- [WORK TO COMPLETE] Every line of the listing that contains the word "novel" is to be copied out.

- [THE RECORDS]
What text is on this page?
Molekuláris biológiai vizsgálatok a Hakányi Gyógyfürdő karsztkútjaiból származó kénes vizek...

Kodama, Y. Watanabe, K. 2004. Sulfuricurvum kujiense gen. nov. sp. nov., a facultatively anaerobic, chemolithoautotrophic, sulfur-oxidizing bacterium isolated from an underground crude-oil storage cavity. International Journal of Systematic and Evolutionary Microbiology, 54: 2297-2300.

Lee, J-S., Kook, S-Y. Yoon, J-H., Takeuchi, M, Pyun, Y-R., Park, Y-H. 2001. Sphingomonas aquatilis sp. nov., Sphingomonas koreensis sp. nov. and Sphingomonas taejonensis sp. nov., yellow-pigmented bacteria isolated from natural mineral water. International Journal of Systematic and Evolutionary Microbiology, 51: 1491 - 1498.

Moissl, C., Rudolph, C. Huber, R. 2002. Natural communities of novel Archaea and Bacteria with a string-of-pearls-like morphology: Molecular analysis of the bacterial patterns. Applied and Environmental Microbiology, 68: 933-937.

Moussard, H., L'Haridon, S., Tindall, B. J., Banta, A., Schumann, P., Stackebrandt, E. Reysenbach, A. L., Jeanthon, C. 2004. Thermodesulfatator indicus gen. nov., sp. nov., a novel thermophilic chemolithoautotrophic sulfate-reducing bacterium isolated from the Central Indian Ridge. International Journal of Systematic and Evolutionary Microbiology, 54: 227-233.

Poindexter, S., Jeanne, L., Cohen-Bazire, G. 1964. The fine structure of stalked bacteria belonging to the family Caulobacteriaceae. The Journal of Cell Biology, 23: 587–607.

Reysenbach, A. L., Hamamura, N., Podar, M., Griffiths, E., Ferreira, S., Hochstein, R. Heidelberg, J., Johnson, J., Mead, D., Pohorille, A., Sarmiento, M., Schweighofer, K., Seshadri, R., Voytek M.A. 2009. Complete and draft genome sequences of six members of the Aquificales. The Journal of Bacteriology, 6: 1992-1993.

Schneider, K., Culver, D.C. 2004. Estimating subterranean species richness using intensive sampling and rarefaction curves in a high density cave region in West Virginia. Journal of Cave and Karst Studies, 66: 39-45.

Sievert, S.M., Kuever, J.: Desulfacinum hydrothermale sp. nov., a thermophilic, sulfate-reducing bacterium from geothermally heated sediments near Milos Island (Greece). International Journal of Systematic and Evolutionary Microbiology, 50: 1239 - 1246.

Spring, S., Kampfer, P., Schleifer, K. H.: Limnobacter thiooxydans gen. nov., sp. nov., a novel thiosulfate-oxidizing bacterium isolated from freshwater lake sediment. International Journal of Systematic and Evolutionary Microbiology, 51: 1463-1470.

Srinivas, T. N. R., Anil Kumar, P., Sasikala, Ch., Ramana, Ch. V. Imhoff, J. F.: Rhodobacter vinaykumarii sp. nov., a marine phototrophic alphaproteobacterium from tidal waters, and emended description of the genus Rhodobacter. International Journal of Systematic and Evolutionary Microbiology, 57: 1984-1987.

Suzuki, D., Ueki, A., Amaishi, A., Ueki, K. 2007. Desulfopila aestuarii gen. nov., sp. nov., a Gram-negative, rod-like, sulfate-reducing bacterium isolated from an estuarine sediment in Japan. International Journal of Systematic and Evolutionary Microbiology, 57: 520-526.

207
--
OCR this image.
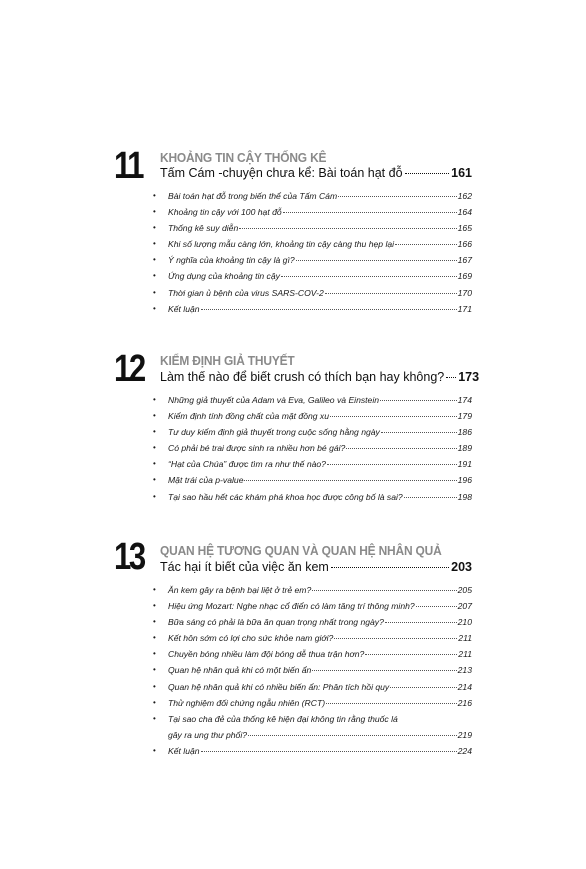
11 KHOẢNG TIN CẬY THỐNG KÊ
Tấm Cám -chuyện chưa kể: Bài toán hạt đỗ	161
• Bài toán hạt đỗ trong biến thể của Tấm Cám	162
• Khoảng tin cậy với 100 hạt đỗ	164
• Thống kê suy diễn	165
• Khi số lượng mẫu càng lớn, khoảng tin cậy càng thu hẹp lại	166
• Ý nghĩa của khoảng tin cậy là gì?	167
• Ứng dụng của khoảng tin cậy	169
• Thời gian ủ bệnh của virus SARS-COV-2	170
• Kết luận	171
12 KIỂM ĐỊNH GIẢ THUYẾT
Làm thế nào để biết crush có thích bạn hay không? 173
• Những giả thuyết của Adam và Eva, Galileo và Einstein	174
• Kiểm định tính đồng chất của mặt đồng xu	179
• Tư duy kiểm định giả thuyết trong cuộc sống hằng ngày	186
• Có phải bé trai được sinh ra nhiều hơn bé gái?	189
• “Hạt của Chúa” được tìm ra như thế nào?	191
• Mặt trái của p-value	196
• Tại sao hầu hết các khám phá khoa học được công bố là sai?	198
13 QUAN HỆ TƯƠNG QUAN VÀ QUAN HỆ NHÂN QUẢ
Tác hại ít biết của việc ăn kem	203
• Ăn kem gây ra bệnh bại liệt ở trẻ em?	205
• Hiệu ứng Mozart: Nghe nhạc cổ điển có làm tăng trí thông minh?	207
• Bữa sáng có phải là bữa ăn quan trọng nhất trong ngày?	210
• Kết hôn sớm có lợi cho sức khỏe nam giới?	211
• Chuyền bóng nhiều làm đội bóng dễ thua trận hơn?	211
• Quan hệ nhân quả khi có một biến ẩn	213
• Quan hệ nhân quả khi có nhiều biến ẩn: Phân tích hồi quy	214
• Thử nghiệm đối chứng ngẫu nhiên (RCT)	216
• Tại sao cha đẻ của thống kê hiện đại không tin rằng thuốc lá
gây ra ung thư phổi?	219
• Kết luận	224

- [SOLVED EXERCISE]
Moissl, C., Rudolph, C. Huber, R. 2002. Natural communities of novel Archaea and Bacteria with a string-of-pearls-like morphology: Molecular analysis of the bacterial patterns. Applied and Environmental Microbiology, 68: 933-937.
Moussard, H., L'Haridon, S., Tindall, B. J., Banta, A., Schumann, P., Stackebrandt, E. Reysenbach, A. L., Jeanthon, C. 2004. Thermodesulfatator indicus gen. nov., sp. nov., a novel thermophilic chemolithoautotrophic sulfate-reducing bacterium isolated from the Central Indian Ridge. International Journal of Systematic and Evolutionary Microbiology, 54: 227-233.
Spring, S., Kampfer, P., Schleifer, K. H.: Limnobacter thiooxydans gen. nov., sp. nov., a novel thiosulfate-oxidizing bacterium isolated from freshwater lake sediment. International Journal of Systematic and Evolutionary Microbiology, 51: 1463-1470.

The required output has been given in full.